:: Required task ::
Copy out each line of the data holding "anaesthesia".

:: Data supplied ::
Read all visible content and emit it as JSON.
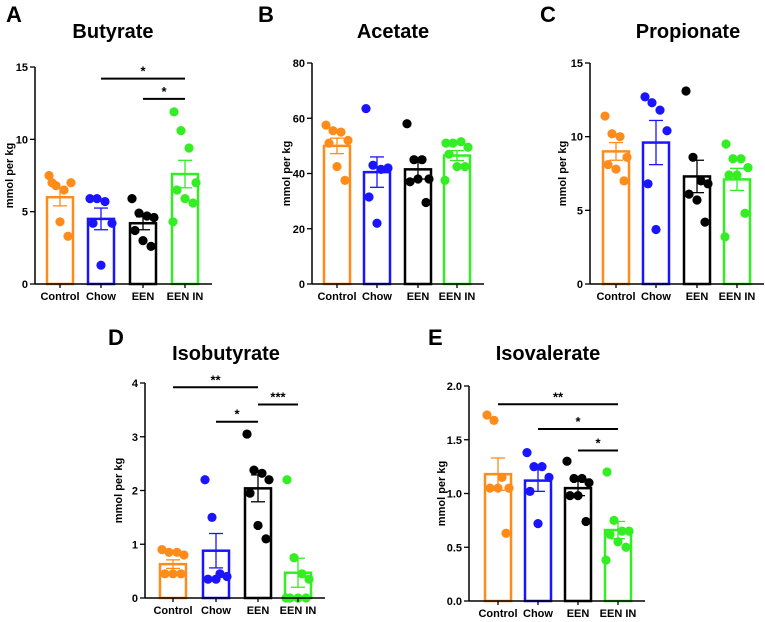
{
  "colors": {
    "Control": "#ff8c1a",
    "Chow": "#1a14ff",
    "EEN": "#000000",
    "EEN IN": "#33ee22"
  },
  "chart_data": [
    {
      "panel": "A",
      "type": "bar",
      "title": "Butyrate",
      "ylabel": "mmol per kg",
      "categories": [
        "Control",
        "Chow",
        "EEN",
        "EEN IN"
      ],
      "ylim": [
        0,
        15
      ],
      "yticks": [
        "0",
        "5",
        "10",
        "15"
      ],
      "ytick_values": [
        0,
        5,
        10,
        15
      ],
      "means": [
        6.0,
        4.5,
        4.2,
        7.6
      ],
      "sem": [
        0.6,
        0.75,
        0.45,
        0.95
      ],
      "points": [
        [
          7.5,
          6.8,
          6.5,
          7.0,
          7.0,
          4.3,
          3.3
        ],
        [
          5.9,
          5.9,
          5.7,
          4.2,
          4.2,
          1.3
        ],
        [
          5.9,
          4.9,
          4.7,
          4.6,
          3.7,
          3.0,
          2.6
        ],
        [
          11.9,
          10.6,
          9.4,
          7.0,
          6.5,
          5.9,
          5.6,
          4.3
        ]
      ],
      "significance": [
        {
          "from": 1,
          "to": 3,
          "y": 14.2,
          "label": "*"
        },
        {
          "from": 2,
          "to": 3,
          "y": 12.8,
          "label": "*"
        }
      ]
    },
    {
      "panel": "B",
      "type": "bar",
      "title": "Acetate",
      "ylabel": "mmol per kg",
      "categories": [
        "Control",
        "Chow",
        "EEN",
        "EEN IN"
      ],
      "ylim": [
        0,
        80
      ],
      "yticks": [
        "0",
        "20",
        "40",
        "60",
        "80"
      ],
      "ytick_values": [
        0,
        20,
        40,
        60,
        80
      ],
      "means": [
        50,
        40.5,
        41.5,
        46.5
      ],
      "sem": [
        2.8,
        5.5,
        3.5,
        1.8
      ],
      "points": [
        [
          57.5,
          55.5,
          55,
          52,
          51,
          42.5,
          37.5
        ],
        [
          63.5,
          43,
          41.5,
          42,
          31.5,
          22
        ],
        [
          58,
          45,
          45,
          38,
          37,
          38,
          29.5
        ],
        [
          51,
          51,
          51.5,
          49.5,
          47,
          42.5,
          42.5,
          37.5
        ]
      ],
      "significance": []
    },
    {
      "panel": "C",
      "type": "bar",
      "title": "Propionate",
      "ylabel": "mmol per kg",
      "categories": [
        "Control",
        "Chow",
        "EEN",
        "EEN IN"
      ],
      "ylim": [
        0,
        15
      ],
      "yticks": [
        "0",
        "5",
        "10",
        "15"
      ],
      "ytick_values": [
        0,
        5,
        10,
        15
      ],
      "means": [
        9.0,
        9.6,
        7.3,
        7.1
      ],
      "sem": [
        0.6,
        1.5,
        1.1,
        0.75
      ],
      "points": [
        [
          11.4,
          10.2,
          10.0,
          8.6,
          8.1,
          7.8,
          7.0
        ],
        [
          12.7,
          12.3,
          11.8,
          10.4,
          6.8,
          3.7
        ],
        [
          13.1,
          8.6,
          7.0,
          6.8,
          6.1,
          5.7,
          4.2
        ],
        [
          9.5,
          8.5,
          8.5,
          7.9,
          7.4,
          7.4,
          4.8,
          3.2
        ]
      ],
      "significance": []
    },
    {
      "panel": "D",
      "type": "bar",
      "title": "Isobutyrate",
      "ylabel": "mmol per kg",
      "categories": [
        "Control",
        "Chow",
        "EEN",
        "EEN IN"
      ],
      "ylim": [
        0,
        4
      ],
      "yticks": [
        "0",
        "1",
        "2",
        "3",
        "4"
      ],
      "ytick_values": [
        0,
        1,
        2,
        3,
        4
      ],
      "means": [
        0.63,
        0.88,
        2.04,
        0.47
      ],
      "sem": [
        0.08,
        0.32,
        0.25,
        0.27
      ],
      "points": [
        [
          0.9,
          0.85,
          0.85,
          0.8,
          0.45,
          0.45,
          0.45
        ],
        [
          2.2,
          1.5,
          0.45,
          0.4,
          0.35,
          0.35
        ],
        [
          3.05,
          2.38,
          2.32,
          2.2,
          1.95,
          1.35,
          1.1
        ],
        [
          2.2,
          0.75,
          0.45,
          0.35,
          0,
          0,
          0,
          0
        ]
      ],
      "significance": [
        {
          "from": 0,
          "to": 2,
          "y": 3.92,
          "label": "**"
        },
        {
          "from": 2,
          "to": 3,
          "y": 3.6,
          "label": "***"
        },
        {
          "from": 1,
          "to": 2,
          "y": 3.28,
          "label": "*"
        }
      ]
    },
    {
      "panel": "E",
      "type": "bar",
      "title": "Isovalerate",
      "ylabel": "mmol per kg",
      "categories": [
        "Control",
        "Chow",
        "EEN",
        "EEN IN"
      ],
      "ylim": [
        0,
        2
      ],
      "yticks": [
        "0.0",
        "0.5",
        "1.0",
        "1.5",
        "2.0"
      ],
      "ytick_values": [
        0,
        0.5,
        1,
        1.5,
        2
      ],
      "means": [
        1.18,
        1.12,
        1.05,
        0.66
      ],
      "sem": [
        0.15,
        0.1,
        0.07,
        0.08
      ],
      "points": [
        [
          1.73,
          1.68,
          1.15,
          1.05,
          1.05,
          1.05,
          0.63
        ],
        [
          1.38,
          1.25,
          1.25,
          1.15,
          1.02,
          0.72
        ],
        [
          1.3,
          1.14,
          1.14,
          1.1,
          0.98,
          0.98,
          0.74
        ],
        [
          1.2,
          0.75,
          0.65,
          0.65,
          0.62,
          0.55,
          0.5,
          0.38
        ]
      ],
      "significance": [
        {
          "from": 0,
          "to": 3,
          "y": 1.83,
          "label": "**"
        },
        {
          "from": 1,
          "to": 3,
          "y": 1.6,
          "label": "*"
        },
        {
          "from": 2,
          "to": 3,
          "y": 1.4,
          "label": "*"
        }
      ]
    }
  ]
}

---

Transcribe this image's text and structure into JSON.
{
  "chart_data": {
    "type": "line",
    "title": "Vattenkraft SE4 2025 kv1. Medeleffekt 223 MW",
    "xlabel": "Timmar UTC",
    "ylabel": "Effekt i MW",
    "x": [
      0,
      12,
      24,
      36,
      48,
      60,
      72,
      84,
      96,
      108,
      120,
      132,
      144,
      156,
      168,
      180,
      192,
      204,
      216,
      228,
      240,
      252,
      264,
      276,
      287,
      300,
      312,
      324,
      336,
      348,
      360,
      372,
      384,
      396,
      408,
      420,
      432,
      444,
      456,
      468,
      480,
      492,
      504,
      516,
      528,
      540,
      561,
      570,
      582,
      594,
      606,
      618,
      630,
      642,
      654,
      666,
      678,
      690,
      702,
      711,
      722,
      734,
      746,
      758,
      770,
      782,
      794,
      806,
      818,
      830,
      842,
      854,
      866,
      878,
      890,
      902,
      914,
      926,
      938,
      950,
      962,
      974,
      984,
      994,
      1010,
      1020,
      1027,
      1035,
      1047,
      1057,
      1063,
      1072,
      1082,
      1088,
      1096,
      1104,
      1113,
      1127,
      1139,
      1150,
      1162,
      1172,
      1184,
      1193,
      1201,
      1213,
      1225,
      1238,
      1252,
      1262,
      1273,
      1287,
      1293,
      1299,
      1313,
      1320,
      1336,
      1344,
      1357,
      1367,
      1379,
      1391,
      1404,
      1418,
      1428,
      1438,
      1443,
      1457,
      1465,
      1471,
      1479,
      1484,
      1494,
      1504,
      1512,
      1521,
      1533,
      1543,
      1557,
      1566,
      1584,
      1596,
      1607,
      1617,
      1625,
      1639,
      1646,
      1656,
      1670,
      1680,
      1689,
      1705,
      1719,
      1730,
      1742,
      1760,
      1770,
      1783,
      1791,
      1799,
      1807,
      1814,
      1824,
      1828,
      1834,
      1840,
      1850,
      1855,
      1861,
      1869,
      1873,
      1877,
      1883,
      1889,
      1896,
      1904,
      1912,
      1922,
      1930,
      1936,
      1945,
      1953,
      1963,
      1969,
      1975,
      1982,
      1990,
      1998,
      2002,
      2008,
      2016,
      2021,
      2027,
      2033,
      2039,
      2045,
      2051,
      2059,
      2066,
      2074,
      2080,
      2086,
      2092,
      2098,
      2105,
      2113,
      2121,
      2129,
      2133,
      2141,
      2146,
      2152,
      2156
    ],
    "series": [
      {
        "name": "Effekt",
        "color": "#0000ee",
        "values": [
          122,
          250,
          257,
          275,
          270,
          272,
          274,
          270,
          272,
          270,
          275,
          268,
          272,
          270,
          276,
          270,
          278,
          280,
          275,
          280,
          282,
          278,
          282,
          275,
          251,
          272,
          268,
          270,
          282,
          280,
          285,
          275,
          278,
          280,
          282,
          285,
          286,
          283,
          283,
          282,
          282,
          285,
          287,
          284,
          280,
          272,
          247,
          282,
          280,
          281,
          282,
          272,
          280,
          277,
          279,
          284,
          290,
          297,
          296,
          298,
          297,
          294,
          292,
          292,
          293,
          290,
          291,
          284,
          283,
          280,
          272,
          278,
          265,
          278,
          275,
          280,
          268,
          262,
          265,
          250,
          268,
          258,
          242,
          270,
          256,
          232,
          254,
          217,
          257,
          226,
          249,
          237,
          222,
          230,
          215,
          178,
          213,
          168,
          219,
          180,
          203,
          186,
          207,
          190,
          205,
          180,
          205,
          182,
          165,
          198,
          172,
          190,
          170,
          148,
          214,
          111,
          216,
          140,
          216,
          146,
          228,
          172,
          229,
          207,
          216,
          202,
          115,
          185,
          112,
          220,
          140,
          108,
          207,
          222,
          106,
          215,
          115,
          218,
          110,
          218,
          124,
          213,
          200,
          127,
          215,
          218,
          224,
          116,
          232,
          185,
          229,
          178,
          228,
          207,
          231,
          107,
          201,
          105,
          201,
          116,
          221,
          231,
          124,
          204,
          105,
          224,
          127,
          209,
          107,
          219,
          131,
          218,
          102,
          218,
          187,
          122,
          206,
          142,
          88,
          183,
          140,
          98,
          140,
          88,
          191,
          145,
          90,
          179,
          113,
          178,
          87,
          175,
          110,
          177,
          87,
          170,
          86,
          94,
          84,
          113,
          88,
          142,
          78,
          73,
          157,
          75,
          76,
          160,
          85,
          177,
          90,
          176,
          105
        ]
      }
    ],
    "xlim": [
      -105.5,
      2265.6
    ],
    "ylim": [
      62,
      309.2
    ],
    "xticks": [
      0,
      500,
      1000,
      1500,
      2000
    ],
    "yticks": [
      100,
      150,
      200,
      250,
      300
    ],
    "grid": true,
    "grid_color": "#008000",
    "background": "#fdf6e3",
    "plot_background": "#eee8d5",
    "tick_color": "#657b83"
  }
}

* * *

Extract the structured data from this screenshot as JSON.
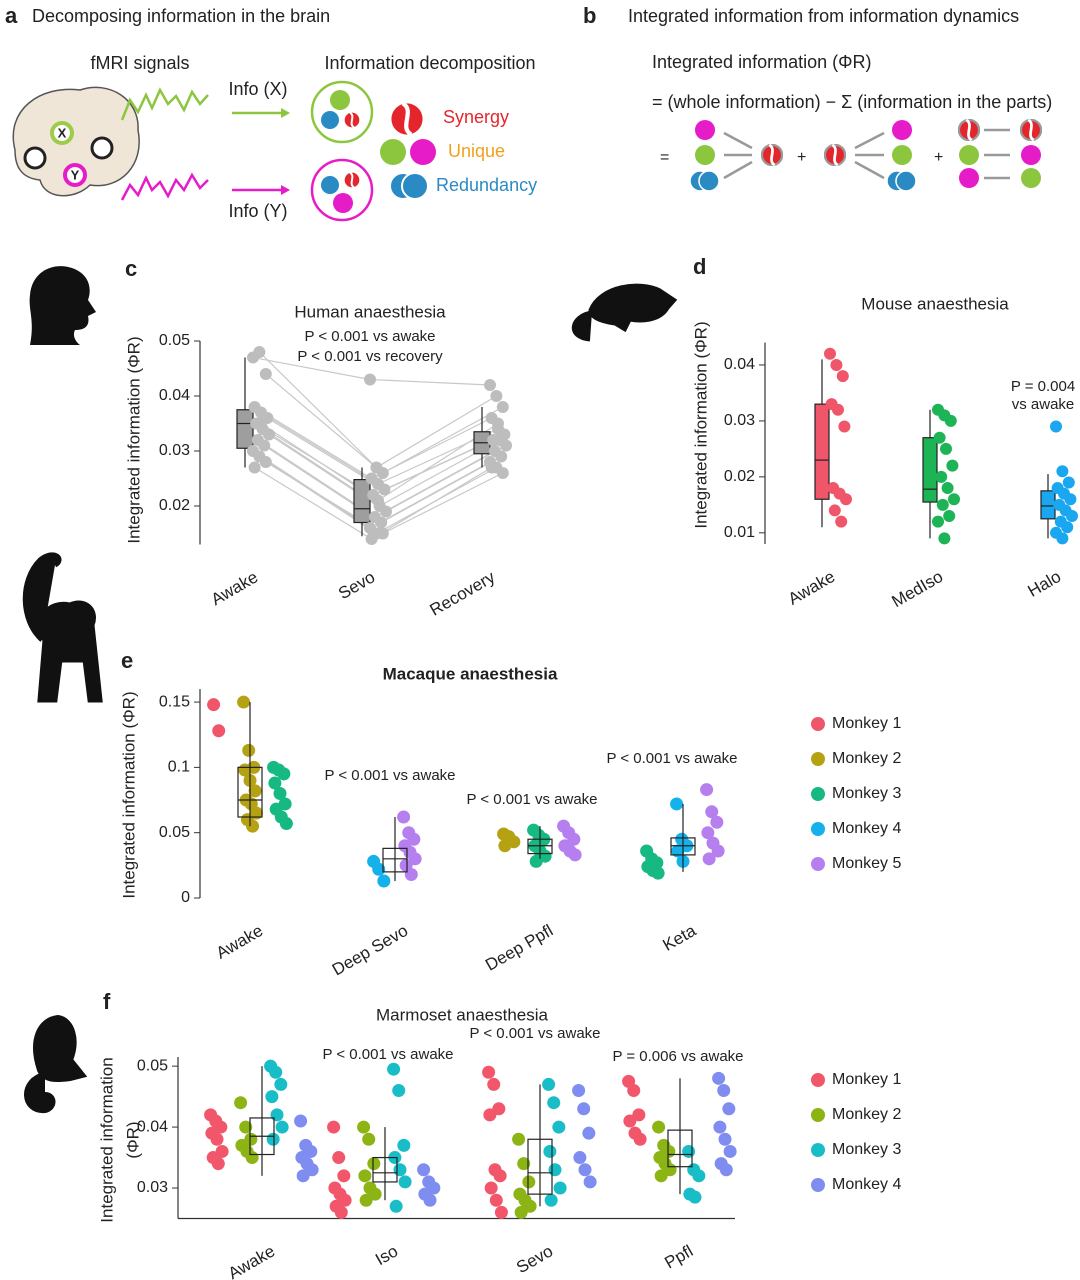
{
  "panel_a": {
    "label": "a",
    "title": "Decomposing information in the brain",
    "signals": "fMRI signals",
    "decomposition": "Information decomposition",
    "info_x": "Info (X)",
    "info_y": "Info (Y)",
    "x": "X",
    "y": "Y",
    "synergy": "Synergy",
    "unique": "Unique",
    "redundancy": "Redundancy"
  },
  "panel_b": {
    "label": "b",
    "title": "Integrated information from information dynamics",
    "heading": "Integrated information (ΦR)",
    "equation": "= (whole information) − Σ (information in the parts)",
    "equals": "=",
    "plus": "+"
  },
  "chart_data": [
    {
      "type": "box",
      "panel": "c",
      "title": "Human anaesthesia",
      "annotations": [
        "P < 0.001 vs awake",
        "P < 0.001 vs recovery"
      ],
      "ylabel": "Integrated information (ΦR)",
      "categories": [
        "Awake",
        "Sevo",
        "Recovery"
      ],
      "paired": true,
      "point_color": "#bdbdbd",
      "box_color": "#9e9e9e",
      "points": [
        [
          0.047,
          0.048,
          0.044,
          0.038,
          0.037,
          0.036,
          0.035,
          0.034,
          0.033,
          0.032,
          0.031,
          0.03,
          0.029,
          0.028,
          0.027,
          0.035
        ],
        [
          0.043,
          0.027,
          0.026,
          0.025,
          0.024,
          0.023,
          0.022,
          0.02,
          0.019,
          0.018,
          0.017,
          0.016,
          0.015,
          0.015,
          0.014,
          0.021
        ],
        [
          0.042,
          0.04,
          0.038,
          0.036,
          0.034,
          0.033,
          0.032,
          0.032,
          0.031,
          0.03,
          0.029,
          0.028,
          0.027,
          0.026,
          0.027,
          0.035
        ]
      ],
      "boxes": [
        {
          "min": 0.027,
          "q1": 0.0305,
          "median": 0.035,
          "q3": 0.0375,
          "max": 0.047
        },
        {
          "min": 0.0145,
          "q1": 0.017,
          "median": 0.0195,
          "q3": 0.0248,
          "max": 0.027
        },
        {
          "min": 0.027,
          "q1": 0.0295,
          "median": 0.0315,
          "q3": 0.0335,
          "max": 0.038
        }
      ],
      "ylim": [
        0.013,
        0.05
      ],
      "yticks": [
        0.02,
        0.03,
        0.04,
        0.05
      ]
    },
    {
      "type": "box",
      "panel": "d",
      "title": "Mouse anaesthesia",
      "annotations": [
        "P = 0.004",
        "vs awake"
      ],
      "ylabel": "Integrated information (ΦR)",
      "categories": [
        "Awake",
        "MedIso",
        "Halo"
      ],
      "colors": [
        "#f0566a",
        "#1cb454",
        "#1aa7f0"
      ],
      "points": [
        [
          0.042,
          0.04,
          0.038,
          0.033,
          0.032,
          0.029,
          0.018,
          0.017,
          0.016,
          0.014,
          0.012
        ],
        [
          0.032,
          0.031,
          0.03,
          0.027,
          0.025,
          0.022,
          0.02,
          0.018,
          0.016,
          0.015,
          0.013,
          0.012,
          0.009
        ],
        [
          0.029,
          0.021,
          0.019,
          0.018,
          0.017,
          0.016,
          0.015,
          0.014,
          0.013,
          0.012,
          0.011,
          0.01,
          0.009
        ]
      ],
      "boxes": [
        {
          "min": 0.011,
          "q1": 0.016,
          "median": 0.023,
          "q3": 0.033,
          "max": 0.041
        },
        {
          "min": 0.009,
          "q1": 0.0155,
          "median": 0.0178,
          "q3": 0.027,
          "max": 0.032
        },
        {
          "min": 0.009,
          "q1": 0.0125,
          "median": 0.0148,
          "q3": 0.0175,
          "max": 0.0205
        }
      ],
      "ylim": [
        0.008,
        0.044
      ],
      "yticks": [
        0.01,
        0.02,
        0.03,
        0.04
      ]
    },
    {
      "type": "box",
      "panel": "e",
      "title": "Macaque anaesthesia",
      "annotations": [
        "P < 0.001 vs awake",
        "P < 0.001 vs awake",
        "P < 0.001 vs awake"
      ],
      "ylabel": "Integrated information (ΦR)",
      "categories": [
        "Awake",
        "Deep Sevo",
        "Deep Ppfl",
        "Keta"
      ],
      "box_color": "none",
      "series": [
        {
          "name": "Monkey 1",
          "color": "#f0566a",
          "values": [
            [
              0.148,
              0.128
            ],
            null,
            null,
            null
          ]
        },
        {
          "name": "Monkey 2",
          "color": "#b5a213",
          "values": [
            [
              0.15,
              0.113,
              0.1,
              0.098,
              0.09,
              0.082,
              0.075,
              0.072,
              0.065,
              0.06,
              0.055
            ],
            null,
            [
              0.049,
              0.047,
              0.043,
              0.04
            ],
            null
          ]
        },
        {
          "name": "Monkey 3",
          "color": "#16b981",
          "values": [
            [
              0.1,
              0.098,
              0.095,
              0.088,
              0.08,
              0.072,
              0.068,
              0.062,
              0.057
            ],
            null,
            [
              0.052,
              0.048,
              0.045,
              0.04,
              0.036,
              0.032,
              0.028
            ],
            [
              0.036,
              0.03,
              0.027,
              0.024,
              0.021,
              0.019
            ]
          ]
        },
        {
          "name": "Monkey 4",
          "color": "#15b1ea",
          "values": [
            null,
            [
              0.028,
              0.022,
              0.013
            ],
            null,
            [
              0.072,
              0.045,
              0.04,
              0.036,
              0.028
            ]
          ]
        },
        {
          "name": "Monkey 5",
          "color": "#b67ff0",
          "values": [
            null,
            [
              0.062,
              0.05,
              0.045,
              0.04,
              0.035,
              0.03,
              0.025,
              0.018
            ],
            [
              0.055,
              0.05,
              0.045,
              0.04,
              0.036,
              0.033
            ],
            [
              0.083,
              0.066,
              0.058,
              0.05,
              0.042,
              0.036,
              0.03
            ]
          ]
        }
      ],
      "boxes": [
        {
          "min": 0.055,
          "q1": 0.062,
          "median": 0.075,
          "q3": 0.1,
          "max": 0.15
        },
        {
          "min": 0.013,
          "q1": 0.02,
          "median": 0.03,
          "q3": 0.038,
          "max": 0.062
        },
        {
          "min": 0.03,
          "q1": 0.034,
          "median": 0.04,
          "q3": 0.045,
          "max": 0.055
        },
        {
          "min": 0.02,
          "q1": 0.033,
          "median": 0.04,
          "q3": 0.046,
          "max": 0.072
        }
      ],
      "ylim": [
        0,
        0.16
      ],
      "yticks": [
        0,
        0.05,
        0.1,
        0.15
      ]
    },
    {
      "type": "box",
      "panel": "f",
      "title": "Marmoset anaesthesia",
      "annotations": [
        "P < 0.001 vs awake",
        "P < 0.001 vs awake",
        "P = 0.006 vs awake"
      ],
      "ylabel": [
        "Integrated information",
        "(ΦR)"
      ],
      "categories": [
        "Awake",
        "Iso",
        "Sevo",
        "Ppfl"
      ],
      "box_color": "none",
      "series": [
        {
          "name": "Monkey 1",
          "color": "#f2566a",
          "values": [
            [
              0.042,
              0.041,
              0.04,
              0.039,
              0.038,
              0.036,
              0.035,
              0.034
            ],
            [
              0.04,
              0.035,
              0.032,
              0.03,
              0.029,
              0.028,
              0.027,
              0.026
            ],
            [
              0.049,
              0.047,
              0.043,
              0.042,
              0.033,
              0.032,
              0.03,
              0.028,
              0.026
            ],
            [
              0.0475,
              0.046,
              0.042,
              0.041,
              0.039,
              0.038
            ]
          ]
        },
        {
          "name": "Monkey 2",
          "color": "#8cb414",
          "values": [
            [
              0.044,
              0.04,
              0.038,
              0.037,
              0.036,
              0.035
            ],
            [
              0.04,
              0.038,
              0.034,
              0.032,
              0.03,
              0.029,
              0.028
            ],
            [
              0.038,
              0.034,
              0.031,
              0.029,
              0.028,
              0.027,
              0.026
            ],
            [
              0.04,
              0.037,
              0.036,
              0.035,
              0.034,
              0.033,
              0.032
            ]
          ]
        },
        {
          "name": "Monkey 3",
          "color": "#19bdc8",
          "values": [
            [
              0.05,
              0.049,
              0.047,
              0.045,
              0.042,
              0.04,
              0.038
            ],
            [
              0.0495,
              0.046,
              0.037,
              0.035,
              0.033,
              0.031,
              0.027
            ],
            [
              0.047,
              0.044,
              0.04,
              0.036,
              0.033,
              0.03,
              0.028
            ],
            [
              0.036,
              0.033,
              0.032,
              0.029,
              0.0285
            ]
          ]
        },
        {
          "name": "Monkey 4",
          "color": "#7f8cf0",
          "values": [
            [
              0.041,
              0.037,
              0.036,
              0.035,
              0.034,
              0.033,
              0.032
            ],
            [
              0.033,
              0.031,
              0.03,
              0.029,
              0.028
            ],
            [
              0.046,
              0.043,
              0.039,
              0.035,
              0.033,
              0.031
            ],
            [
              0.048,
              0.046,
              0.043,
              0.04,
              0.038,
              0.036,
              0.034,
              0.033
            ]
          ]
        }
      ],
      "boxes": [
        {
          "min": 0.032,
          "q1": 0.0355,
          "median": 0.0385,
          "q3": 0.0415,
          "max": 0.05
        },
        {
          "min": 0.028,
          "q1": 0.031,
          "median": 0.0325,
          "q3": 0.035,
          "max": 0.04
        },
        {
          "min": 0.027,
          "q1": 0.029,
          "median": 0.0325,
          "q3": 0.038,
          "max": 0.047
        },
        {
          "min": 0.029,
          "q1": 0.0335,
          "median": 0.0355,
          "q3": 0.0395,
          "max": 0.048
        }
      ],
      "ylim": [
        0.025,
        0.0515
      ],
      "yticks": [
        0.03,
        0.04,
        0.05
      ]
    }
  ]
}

:: Answer to the exercise ::
      "title": "Human anaesthesia",
      "title": "Mouse anaesthesia",
      "title": "Macaque anaesthesia",
      "title": "Marmoset anaesthesia",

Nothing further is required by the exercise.